## To be done
Take the line that contains "Transcribe this image's" and each line after it in the material below, and transcribe them exactly, stopping at the end.

* * *

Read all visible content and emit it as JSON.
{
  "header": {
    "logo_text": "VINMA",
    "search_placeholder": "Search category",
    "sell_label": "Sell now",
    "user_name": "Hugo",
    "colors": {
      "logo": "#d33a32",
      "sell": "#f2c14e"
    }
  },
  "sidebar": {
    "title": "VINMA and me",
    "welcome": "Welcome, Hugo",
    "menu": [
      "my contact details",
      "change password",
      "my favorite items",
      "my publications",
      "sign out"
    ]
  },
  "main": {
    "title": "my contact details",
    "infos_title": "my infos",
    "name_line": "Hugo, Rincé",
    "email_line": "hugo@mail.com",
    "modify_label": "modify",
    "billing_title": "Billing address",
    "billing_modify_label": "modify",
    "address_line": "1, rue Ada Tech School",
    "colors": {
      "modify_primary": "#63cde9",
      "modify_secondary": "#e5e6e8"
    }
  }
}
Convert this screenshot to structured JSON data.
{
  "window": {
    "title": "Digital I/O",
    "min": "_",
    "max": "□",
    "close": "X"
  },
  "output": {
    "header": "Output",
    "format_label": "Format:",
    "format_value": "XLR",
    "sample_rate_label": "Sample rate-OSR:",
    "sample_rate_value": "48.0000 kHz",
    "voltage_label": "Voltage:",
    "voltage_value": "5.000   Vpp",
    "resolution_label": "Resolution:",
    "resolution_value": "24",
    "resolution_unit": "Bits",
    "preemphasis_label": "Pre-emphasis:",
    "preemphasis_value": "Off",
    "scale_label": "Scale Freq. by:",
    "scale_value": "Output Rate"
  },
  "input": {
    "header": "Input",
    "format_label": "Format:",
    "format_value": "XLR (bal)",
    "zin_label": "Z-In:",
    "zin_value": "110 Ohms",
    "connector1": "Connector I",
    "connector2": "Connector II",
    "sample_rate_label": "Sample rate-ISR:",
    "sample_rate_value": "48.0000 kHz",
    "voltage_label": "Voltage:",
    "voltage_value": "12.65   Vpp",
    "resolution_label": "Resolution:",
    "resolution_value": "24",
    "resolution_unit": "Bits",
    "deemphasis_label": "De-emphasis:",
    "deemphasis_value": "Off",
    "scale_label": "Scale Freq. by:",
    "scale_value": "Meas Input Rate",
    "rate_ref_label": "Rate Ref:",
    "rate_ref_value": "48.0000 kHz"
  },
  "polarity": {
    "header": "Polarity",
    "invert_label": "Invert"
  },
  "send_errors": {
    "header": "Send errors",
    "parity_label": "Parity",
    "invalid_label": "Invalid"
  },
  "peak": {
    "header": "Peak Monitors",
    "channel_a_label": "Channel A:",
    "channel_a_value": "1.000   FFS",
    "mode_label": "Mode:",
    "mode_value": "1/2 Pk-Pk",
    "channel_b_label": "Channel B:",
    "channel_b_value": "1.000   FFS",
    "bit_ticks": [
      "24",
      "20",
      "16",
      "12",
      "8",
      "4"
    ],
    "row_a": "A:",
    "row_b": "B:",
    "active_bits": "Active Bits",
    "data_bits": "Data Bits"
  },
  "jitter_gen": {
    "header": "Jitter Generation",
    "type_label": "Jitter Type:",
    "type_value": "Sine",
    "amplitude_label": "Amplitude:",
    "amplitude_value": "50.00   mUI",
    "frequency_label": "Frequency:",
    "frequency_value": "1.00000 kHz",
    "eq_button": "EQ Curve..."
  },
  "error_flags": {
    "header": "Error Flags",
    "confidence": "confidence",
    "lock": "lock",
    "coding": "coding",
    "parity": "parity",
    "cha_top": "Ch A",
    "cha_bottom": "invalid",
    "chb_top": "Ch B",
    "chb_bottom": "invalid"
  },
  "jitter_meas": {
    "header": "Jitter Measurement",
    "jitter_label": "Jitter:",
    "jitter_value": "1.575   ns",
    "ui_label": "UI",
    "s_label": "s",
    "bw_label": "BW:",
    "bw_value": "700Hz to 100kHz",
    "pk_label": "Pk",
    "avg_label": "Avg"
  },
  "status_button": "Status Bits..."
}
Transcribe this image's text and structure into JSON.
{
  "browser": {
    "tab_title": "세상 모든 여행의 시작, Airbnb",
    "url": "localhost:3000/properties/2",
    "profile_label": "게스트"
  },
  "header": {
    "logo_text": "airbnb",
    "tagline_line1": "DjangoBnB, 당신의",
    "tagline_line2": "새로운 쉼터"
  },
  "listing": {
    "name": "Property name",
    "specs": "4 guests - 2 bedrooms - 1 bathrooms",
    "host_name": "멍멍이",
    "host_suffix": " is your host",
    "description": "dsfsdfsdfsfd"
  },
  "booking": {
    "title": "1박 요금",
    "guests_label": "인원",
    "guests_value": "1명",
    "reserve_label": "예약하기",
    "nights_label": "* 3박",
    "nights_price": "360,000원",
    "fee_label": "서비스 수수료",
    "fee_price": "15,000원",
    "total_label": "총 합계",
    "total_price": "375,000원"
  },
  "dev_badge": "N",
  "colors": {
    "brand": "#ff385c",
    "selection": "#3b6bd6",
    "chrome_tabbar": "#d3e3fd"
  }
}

* * *

## Answer to the task
Transcribe this image's text and structure into JSON.
{
  "browser": {
    "tab_title": "세상 모든 여행의 시작, Airbnb",
    "url": "localhost:3000/properties/2",
    "profile_label": "게스트"
  },
  "header": {
    "logo_text": "airbnb",
    "tagline_line1": "DjangoBnB, 당신의",
    "tagline_line2": "새로운 쉼터"
  },
  "listing": {
    "name": "Property name",
    "specs": "4 guests - 2 bedrooms - 1 bathrooms",
    "host_name": "멍멍이",
    "host_suffix": " is your host",
    "description": "dsfsdfsdfsfd"
  },
  "booking": {
    "title": "1박 요금",
    "guests_label": "인원",
    "guests_value": "1명",
    "reserve_label": "예약하기",
    "nights_label": "* 3박",
    "nights_price": "360,000원",
    "fee_label": "서비스 수수료",
    "fee_price": "15,000원",
    "total_label": "총 합계",
    "total_price": "375,000원"
  },
  "dev_badge": "N",
  "colors": {
    "brand": "#ff385c",
    "selection": "#3b6bd6",
    "chrome_tabbar": "#d3e3fd"
  }
}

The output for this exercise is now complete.